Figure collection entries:
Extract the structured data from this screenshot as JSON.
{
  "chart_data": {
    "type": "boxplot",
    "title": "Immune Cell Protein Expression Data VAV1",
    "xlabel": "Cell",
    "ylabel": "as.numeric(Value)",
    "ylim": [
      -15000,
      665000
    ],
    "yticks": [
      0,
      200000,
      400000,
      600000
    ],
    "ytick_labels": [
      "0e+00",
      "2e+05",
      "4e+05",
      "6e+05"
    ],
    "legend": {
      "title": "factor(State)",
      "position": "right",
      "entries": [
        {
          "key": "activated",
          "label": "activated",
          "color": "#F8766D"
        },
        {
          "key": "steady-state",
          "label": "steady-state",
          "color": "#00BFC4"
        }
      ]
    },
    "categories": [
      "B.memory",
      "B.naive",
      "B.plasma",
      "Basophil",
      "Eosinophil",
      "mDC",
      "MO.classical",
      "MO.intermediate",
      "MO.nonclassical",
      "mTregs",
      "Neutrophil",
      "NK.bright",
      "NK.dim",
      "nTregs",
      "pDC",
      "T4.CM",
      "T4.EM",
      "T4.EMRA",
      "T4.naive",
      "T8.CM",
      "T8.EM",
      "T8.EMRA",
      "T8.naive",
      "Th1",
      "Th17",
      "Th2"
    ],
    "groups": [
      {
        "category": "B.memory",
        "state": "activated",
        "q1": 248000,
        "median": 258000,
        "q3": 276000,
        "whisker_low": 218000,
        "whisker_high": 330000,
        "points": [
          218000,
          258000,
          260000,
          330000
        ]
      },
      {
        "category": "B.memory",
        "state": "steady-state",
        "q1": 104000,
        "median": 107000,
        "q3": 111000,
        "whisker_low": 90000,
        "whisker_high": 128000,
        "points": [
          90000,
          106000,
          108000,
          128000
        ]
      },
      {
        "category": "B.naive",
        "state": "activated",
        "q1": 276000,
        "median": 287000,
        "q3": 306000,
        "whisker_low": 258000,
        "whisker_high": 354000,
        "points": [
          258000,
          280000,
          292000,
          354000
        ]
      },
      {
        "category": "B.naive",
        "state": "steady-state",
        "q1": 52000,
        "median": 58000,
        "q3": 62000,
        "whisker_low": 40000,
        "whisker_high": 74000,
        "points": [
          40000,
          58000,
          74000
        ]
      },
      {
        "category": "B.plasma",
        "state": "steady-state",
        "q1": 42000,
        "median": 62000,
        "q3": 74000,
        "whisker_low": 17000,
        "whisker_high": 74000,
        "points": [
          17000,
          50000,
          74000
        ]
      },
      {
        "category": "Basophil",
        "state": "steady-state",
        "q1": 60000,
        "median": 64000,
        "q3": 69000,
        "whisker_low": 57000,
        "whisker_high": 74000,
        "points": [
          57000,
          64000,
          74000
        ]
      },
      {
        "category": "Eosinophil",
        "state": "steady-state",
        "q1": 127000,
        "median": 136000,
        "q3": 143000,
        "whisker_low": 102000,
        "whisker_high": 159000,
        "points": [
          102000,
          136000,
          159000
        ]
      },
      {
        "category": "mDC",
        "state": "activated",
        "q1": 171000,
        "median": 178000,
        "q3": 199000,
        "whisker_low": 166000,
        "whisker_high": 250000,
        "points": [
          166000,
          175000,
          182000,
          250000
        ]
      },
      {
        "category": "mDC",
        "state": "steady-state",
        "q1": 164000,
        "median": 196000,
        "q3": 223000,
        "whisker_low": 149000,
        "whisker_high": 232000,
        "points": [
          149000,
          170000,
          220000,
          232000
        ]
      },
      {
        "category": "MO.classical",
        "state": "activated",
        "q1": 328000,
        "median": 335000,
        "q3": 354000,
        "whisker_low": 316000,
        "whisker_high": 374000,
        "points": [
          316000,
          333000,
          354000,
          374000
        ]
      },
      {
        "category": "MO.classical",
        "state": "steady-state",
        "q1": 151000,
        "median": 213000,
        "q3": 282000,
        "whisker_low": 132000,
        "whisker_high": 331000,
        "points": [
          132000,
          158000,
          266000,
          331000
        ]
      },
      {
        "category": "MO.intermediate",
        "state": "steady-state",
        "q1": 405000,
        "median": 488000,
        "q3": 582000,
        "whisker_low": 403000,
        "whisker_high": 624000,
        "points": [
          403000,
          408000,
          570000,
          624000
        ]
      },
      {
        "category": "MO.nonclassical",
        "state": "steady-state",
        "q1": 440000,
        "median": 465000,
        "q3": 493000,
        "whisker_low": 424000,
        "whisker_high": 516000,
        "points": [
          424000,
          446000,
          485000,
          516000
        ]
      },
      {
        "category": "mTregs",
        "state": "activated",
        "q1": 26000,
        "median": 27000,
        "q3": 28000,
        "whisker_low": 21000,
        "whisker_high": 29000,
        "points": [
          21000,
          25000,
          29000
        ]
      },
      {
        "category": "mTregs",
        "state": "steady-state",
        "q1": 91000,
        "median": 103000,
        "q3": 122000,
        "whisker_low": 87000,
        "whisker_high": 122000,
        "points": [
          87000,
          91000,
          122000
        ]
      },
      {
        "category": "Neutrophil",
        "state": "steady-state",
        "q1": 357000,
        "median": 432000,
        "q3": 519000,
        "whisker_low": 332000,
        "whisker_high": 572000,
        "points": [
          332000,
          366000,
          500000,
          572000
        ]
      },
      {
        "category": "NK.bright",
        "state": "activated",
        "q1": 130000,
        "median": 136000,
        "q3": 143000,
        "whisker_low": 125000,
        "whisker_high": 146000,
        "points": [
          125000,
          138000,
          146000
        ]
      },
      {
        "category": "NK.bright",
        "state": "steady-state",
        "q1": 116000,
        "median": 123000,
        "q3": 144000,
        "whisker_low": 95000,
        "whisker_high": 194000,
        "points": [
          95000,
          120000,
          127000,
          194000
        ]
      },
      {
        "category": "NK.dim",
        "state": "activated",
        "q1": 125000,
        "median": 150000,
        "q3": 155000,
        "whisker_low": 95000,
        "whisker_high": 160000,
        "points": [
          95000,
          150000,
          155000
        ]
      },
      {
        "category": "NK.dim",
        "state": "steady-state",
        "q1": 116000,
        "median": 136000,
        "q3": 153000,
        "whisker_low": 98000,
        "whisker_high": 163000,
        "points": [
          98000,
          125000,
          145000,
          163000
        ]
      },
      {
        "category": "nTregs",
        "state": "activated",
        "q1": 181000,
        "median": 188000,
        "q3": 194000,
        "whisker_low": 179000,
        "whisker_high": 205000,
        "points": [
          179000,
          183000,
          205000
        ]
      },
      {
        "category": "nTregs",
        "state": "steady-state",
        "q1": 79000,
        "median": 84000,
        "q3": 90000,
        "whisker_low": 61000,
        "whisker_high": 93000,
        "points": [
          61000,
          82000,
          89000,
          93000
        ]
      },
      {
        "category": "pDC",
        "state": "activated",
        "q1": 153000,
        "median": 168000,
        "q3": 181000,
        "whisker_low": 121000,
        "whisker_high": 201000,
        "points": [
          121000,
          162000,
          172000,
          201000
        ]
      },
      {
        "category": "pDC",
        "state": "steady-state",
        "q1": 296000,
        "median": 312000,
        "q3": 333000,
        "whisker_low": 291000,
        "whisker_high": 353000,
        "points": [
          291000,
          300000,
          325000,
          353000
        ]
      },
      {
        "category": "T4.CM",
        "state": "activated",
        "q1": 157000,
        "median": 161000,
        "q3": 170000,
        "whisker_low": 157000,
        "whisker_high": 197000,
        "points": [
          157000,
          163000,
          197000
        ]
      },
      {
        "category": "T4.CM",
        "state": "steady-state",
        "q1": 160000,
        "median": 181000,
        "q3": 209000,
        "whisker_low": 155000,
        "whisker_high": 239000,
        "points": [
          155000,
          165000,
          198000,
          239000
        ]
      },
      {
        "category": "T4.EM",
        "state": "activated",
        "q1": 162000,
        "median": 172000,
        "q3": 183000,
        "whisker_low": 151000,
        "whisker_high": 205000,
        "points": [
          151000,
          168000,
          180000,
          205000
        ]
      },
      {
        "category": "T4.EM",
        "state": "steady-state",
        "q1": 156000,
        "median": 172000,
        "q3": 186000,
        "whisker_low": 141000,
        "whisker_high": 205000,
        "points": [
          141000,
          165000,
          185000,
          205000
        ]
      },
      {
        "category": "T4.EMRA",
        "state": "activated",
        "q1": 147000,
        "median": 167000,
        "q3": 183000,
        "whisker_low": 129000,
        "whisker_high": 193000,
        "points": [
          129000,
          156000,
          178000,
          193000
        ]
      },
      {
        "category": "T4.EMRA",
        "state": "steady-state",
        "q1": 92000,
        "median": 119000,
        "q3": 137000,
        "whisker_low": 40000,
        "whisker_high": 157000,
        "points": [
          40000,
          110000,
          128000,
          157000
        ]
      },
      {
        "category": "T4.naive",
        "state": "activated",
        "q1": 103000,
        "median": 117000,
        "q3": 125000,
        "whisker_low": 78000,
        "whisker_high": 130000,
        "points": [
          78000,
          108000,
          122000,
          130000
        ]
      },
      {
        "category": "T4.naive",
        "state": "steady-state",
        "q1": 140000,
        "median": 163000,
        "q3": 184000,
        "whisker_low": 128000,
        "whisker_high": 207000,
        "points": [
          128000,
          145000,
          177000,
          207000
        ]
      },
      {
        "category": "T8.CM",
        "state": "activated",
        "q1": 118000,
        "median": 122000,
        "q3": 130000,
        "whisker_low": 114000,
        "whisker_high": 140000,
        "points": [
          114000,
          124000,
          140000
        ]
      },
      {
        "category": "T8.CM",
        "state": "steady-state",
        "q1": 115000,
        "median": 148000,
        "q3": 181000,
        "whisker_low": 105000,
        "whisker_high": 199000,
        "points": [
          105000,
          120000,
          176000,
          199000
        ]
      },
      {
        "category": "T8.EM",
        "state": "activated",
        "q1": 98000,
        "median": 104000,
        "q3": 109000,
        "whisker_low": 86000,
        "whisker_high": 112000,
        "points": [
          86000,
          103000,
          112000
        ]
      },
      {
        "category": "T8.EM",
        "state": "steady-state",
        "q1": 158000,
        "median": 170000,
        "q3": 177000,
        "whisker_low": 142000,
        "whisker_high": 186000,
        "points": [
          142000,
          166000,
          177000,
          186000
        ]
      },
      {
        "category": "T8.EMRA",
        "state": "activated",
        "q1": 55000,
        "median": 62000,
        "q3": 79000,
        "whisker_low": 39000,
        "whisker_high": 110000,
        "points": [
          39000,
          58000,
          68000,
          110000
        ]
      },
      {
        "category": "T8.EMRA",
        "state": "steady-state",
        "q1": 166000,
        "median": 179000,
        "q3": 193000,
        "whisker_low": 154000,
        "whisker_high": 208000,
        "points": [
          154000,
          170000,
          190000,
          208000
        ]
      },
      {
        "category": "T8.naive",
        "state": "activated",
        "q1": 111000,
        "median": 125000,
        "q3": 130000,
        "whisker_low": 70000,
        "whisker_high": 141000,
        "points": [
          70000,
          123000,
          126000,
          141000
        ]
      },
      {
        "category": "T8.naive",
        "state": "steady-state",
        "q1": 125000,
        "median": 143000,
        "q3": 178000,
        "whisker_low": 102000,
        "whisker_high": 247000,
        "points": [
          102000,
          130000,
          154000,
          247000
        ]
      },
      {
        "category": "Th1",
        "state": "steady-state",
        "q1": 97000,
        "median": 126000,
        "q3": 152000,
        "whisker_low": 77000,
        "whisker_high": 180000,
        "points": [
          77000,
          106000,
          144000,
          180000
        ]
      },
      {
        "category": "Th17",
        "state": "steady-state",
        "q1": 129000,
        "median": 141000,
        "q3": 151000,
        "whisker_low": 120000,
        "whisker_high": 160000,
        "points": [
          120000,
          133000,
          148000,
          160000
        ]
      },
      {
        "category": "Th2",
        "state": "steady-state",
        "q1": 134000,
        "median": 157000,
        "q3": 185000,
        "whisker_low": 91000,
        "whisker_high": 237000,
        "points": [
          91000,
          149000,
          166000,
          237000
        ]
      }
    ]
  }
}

▶ _TO DO_: Only lines containing "Cell" belong in the answer; copy every such line from the records.

▶ _EXERCISE OUTPUT_:
    "title": "Immune Cell Protein Expression Data VAV1",
    "xlabel": "Cell",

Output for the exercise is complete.